* **EXERCISE GOAL**
Each line that follows is to be retyped exactly.

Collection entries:
————

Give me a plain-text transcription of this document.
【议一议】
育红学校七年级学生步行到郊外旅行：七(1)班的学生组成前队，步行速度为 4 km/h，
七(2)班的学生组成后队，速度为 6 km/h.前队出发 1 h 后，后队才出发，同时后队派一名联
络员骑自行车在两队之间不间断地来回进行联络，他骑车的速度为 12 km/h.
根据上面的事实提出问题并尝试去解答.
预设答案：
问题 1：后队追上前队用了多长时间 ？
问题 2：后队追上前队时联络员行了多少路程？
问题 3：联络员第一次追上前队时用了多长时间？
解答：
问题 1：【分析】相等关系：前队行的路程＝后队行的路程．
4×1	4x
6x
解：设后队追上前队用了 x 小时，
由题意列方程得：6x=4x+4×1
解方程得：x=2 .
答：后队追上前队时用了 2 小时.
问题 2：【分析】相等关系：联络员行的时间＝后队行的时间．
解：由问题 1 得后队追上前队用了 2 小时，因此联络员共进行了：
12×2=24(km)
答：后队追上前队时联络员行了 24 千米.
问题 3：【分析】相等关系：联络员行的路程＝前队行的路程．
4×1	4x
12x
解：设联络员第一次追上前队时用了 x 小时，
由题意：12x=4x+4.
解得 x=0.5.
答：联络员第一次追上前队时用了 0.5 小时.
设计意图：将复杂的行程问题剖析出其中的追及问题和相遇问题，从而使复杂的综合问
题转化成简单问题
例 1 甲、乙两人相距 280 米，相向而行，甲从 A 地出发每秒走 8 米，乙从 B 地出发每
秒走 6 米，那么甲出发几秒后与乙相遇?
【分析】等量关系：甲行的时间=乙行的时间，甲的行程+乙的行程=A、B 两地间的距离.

————

* **COMPLETED TASK**
Give me a plain-text transcription of this document.
【议一议】
育红学校七年级学生步行到郊外旅行：七(1)班的学生组成前队，步行速度为 4 km/h，
七(2)班的学生组成后队，速度为 6 km/h.前队出发 1 h 后，后队才出发，同时后队派一名联
络员骑自行车在两队之间不间断地来回进行联络，他骑车的速度为 12 km/h.
根据上面的事实提出问题并尝试去解答.
预设答案：
问题 1：后队追上前队用了多长时间 ？
问题 2：后队追上前队时联络员行了多少路程？
问题 3：联络员第一次追上前队时用了多长时间？
解答：
问题 1：【分析】相等关系：前队行的路程＝后队行的路程．
4×1	4x
6x
解：设后队追上前队用了 x 小时，
由题意列方程得：6x=4x+4×1
解方程得：x=2 .
答：后队追上前队时用了 2 小时.
问题 2：【分析】相等关系：联络员行的时间＝后队行的时间．
解：由问题 1 得后队追上前队用了 2 小时，因此联络员共进行了：
12×2=24(km)
答：后队追上前队时联络员行了 24 千米.
问题 3：【分析】相等关系：联络员行的路程＝前队行的路程．
4×1	4x
12x
解：设联络员第一次追上前队时用了 x 小时，
由题意：12x=4x+4.
解得 x=0.5.
答：联络员第一次追上前队时用了 0.5 小时.
设计意图：将复杂的行程问题剖析出其中的追及问题和相遇问题，从而使复杂的综合问
题转化成简单问题
例 1 甲、乙两人相距 280 米，相向而行，甲从 A 地出发每秒走 8 米，乙从 B 地出发每
秒走 6 米，那么甲出发几秒后与乙相遇?
【分析】等量关系：甲行的时间=乙行的时间，甲的行程+乙的行程=A、B 两地间的距离.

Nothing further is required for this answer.